%%

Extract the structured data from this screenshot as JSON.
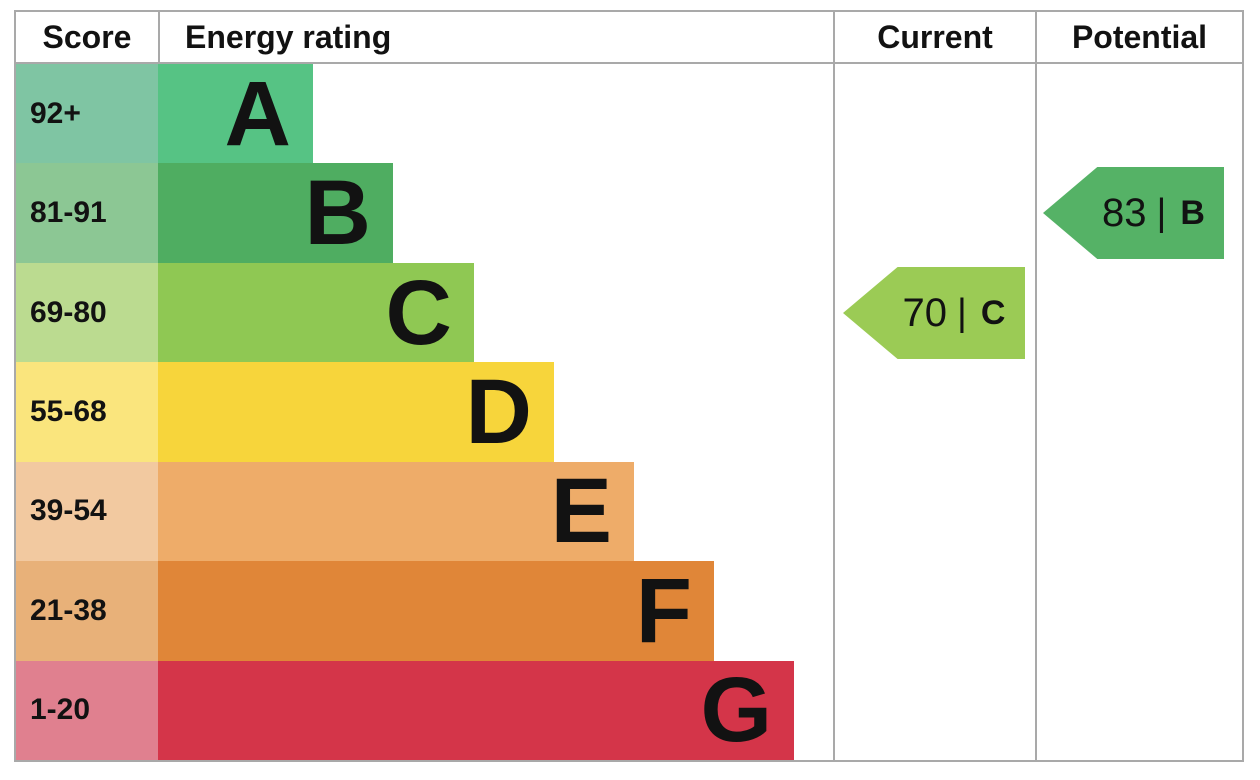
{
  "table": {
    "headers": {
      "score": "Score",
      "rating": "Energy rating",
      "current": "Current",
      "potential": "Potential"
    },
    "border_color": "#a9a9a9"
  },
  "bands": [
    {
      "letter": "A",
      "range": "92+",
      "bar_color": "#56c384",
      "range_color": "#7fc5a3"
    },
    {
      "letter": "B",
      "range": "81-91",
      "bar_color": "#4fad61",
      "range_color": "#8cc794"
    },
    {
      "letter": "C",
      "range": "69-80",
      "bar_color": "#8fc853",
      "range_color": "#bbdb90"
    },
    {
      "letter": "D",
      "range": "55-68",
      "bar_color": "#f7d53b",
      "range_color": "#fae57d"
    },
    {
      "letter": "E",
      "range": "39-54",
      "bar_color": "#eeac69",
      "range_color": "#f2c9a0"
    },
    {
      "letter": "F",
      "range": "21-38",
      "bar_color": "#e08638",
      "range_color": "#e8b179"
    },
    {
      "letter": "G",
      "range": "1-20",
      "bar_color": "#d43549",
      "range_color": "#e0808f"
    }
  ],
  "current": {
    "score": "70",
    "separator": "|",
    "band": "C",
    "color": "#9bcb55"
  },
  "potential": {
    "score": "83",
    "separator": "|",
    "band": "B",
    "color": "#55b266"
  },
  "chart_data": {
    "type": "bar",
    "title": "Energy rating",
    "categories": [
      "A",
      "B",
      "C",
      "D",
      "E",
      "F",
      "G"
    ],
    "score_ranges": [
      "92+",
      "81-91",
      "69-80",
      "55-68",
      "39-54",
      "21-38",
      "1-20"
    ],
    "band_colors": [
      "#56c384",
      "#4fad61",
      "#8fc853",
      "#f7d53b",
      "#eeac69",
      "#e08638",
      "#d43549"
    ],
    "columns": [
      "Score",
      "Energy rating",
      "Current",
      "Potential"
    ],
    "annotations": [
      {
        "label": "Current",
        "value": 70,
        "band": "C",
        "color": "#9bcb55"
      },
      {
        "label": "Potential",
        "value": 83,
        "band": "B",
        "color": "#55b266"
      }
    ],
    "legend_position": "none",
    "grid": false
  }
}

%%

_DIRECTIONS_:
Skip the pictures and print each record exactly as it stands.

_WORKED ANSWER_:
Extract the structured data from this screenshot as JSON.
{
  "table": {
    "headers": {
      "score": "Score",
      "rating": "Energy rating",
      "current": "Current",
      "potential": "Potential"
    },
    "border_color": "#a9a9a9"
  },
  "bands": [
    {
      "letter": "A",
      "range": "92+",
      "bar_color": "#56c384",
      "range_color": "#7fc5a3"
    },
    {
      "letter": "B",
      "range": "81-91",
      "bar_color": "#4fad61",
      "range_color": "#8cc794"
    },
    {
      "letter": "C",
      "range": "69-80",
      "bar_color": "#8fc853",
      "range_color": "#bbdb90"
    },
    {
      "letter": "D",
      "range": "55-68",
      "bar_color": "#f7d53b",
      "range_color": "#fae57d"
    },
    {
      "letter": "E",
      "range": "39-54",
      "bar_color": "#eeac69",
      "range_color": "#f2c9a0"
    },
    {
      "letter": "F",
      "range": "21-38",
      "bar_color": "#e08638",
      "range_color": "#e8b179"
    },
    {
      "letter": "G",
      "range": "1-20",
      "bar_color": "#d43549",
      "range_color": "#e0808f"
    }
  ],
  "current": {
    "score": "70",
    "separator": "|",
    "band": "C",
    "color": "#9bcb55"
  },
  "potential": {
    "score": "83",
    "separator": "|",
    "band": "B",
    "color": "#55b266"
  },
  "chart_data": {
    "type": "bar",
    "title": "Energy rating",
    "categories": [
      "A",
      "B",
      "C",
      "D",
      "E",
      "F",
      "G"
    ],
    "score_ranges": [
      "92+",
      "81-91",
      "69-80",
      "55-68",
      "39-54",
      "21-38",
      "1-20"
    ],
    "band_colors": [
      "#56c384",
      "#4fad61",
      "#8fc853",
      "#f7d53b",
      "#eeac69",
      "#e08638",
      "#d43549"
    ],
    "columns": [
      "Score",
      "Energy rating",
      "Current",
      "Potential"
    ],
    "annotations": [
      {
        "label": "Current",
        "value": 70,
        "band": "C",
        "color": "#9bcb55"
      },
      {
        "label": "Potential",
        "value": 83,
        "band": "B",
        "color": "#55b266"
      }
    ],
    "legend_position": "none",
    "grid": false
  }
}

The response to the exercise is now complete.